Stored items from a collection:

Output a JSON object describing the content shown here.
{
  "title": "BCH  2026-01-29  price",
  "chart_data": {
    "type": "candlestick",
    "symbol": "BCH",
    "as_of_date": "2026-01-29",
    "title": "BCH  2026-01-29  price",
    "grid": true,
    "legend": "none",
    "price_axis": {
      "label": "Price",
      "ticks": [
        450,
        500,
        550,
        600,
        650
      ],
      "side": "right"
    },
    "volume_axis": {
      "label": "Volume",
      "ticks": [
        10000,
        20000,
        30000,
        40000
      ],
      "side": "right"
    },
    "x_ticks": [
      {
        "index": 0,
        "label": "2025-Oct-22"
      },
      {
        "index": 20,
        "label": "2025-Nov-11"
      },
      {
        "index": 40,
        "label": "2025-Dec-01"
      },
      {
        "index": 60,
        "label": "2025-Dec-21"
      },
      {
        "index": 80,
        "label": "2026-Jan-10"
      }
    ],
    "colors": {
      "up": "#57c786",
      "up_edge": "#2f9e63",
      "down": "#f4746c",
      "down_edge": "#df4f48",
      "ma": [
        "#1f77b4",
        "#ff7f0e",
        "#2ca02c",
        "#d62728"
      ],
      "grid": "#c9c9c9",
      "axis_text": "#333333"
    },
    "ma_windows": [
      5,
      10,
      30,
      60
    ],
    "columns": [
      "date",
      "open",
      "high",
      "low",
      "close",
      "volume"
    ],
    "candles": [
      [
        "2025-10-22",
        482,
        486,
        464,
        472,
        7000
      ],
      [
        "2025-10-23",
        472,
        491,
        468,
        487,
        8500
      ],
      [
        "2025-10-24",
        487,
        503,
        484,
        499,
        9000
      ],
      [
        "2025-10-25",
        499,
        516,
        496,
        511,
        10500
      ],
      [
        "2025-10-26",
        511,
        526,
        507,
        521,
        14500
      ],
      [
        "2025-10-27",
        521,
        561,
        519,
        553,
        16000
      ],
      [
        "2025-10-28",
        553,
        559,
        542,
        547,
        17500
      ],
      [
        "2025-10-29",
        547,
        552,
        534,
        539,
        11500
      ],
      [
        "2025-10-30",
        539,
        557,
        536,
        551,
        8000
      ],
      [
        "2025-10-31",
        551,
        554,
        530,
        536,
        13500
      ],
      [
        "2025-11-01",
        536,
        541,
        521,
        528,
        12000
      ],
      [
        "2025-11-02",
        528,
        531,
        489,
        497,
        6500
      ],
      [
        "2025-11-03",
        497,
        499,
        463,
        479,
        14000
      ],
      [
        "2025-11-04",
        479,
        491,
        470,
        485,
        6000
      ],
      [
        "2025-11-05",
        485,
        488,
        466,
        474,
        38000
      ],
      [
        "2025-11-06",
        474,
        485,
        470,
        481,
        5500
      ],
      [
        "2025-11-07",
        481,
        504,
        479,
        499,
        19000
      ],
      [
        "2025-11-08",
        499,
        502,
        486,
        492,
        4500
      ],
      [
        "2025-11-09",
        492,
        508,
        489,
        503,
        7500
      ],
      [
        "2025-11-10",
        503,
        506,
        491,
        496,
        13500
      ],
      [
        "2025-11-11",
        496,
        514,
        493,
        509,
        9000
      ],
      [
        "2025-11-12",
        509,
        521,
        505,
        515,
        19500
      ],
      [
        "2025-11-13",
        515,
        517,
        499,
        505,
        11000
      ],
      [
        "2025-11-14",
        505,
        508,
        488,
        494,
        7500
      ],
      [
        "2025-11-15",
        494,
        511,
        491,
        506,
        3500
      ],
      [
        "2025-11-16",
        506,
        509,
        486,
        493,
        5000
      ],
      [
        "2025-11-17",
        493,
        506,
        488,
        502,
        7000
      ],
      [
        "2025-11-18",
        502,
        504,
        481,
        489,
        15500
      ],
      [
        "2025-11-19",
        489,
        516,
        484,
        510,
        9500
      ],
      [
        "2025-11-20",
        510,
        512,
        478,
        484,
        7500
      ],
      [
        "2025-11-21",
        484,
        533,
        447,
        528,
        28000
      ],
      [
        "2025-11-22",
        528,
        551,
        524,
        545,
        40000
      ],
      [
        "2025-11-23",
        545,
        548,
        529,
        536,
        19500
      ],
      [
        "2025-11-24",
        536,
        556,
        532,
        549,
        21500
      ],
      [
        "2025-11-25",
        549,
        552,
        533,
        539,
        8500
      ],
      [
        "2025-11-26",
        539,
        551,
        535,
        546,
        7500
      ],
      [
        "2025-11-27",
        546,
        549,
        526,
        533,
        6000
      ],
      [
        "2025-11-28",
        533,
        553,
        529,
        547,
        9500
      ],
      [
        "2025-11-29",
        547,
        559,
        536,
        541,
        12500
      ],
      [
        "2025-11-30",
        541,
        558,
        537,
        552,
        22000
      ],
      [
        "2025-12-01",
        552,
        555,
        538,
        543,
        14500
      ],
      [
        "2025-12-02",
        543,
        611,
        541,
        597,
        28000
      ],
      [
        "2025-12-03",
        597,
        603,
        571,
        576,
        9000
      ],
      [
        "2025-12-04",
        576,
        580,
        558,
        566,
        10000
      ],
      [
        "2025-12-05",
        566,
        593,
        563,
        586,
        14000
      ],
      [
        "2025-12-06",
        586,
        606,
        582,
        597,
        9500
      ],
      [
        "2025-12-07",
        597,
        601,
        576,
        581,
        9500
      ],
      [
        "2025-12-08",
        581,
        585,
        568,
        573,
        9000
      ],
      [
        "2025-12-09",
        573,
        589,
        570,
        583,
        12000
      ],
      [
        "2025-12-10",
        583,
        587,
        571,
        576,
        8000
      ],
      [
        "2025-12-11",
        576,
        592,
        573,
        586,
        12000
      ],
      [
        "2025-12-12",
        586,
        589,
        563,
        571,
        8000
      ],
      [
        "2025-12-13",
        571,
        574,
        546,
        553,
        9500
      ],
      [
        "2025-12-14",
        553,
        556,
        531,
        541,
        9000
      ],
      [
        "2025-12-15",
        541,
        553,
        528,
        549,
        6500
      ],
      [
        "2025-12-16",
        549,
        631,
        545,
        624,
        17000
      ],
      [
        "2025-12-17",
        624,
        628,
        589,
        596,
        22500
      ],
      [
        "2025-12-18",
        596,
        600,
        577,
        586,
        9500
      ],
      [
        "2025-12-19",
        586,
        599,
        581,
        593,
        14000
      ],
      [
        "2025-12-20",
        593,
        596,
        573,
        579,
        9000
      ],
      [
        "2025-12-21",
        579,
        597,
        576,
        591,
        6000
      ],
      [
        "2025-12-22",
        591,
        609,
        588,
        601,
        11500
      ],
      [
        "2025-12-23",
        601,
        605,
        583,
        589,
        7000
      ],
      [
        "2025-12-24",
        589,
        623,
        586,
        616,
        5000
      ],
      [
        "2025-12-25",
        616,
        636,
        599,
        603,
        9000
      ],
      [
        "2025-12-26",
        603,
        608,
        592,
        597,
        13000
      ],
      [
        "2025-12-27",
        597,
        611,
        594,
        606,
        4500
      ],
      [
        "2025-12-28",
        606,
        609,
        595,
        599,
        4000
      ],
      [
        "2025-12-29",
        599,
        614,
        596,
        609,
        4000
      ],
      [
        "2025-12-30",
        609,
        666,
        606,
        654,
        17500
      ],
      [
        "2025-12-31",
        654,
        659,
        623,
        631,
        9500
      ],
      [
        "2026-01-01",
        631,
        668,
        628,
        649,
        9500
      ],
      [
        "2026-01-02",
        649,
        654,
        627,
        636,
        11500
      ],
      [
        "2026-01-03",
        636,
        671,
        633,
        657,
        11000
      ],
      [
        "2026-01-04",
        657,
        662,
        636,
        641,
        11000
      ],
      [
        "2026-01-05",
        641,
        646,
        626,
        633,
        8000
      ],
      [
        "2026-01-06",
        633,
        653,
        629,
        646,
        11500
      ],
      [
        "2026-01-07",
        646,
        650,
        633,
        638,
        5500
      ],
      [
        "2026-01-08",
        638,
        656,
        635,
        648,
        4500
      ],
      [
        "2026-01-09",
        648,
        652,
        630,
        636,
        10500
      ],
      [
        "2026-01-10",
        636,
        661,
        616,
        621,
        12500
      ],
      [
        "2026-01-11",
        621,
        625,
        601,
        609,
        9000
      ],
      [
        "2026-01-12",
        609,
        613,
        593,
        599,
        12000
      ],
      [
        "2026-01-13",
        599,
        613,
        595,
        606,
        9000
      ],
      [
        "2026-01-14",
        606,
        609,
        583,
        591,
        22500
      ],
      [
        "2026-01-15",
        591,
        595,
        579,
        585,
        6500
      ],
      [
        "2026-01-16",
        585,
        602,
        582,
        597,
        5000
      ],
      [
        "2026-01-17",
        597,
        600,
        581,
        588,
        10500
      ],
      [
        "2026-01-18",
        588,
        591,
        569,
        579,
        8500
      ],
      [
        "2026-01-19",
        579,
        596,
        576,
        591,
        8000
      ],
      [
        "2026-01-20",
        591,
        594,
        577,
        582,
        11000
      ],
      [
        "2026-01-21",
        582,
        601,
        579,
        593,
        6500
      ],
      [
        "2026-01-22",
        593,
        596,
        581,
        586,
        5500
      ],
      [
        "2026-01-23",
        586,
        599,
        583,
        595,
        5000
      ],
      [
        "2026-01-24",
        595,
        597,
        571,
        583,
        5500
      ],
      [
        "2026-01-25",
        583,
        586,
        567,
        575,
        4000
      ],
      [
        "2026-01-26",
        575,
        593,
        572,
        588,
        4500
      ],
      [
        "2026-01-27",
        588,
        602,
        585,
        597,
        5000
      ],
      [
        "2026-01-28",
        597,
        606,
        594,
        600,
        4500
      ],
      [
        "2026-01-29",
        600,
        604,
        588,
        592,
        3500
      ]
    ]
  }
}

What is required: Check the data for the word "index" and pull out the lines that have it.

Result:
        "index": 0,
        "index": 20,
        "index": 40,
        "index": 60,
        "index": 80,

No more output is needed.